» **WORK REQUIRED**
In the listing below, find every line containing "this" and copy it out.

» **STORED ROWS**
%%

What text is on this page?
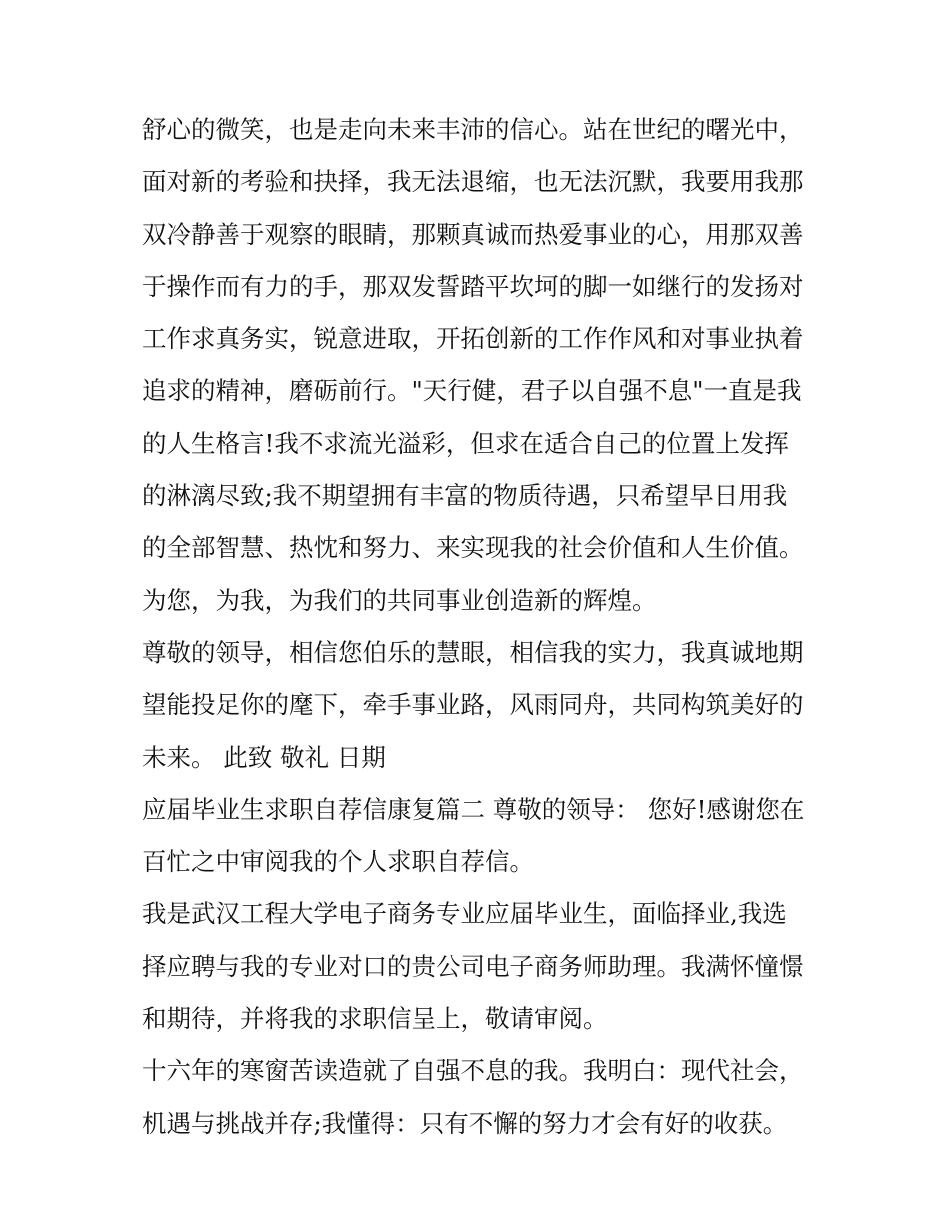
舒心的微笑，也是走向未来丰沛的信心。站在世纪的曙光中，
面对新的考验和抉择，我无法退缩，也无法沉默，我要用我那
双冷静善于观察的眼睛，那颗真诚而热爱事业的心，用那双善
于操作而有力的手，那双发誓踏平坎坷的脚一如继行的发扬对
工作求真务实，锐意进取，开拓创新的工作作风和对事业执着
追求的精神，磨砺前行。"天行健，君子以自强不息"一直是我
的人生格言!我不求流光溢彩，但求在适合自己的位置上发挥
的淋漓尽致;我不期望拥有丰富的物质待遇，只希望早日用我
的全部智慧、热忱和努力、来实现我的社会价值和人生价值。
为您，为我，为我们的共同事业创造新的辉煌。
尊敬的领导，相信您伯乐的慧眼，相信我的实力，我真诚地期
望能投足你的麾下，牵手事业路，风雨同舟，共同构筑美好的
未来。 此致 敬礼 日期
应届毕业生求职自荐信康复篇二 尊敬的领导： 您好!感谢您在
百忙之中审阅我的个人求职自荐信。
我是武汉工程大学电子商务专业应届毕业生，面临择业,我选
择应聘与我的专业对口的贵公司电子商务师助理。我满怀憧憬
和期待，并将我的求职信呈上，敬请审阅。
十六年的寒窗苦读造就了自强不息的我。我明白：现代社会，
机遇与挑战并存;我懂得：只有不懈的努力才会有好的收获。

%%
%%

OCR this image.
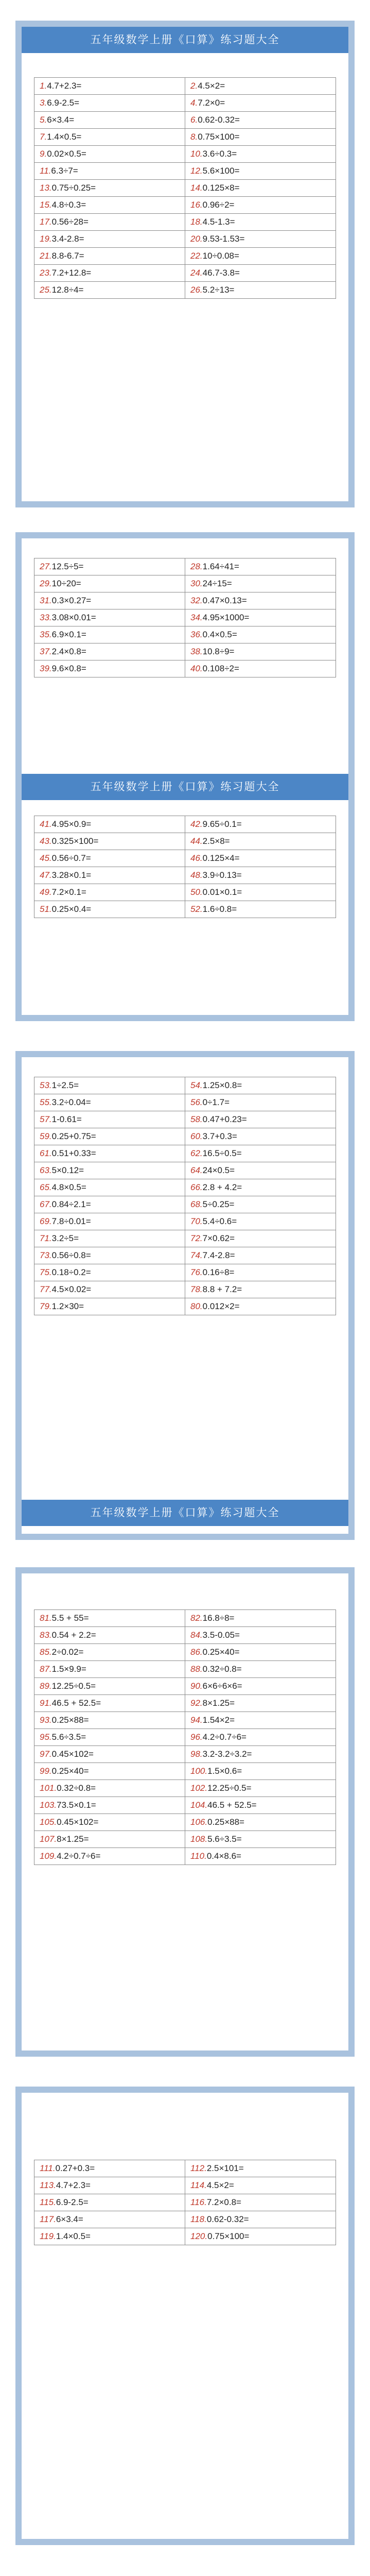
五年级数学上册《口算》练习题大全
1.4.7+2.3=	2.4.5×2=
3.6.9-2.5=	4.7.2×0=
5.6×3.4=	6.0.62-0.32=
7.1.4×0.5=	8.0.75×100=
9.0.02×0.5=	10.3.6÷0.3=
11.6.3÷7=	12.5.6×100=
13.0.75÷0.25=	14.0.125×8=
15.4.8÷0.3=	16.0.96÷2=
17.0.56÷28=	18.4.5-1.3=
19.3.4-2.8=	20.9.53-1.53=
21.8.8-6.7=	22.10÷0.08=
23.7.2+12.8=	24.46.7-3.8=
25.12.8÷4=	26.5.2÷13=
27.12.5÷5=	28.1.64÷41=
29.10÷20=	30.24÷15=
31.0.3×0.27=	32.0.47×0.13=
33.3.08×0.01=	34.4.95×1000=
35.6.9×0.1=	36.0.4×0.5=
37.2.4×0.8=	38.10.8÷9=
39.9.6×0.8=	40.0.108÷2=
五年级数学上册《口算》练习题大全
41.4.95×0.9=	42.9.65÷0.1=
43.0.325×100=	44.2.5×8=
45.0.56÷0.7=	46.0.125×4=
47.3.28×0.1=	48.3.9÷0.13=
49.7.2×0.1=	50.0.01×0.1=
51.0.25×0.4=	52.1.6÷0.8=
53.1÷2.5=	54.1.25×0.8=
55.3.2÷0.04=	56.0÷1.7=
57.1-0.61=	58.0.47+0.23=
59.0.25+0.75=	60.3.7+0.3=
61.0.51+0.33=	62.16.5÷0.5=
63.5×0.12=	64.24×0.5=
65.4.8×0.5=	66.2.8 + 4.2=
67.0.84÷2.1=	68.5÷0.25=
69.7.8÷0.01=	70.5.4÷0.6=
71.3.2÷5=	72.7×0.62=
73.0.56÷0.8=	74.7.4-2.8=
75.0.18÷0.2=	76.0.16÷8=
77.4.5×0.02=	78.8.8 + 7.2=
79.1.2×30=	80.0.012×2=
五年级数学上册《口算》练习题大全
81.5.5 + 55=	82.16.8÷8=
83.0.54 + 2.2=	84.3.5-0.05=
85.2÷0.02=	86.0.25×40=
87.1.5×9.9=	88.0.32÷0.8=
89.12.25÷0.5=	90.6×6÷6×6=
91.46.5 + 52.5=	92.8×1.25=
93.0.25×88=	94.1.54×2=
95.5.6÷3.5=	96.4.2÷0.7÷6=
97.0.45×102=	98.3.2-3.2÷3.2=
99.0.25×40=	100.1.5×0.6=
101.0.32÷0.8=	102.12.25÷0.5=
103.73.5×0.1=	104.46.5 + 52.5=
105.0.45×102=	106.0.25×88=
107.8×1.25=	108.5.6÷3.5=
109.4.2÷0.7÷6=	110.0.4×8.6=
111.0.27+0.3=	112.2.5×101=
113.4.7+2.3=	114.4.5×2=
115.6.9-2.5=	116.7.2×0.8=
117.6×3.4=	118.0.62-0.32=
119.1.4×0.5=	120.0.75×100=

%%

» **ANSWER BELOW**
What text is on this page?
OCR this image.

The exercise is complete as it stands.